## SHORT EXERCISE
Scan the lines below for the word "提高运行部". Copy each line you find it in.

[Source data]
++++++

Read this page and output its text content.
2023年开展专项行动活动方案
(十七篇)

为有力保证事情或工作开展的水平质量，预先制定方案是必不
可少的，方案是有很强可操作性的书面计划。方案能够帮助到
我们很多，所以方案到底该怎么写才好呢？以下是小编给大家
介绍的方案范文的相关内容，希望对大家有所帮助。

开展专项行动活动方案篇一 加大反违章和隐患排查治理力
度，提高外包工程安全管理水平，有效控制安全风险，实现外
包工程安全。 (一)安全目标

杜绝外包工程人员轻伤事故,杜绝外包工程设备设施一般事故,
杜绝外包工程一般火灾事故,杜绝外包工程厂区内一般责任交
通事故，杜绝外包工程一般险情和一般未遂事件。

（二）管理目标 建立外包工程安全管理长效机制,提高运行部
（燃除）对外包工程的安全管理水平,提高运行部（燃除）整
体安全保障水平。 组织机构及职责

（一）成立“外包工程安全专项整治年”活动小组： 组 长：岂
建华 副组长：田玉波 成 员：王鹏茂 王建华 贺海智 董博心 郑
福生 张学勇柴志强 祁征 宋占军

++++++

## EXERCISE OUTPUT
（二）管理目标 建立外包工程安全管理长效机制,提高运行部
（燃除）对外包工程的安全管理水平,提高运行部（燃除）整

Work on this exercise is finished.